Required task
Say how many lines contain the word "spectrogram". Only the number should be given.

Entries

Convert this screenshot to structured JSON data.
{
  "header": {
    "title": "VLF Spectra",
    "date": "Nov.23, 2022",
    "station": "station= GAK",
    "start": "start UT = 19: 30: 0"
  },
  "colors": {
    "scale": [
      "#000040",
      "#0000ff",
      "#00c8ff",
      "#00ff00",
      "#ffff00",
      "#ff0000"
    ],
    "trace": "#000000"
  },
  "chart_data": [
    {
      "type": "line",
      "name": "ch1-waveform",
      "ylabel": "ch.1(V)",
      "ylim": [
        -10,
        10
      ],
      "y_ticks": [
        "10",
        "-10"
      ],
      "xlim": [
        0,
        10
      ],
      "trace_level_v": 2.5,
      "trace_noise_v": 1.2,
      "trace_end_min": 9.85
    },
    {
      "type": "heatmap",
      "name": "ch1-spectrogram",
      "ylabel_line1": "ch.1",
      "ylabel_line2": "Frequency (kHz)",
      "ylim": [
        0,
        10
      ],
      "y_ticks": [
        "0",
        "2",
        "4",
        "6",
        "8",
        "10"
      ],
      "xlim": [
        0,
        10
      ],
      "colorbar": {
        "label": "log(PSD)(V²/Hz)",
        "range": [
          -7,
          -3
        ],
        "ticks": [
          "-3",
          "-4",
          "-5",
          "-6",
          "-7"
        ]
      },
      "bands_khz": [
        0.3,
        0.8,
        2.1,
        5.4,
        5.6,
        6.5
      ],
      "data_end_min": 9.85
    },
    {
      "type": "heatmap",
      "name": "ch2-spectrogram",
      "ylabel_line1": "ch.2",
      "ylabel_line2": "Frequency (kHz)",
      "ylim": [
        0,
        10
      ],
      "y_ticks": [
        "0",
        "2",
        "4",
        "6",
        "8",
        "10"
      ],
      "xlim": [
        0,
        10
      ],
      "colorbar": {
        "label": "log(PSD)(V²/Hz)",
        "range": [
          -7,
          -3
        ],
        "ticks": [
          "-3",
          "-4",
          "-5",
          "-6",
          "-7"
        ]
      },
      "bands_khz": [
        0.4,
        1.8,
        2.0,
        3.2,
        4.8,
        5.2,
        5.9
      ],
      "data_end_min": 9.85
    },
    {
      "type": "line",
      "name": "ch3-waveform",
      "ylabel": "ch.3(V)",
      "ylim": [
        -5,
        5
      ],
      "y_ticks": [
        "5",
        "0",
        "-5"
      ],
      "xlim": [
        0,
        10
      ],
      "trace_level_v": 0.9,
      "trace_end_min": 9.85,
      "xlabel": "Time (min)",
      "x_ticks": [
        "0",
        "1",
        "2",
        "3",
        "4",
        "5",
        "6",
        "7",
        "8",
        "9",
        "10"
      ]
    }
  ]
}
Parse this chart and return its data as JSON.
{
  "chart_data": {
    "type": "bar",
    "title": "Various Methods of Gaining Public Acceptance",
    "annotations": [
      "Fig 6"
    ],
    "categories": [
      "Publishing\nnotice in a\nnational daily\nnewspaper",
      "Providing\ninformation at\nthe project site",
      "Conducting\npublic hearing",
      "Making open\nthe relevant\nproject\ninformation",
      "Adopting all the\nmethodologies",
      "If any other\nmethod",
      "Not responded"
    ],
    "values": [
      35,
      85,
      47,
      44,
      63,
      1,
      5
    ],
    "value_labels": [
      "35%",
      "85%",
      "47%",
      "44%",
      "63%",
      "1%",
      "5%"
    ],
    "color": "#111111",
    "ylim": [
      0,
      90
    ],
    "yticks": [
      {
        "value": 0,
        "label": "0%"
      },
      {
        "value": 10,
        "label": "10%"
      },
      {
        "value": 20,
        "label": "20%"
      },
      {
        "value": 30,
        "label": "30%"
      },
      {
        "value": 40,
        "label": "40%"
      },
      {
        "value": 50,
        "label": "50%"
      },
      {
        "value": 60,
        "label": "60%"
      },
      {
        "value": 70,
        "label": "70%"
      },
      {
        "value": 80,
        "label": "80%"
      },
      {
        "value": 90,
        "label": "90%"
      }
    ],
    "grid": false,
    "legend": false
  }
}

Solved exercise
2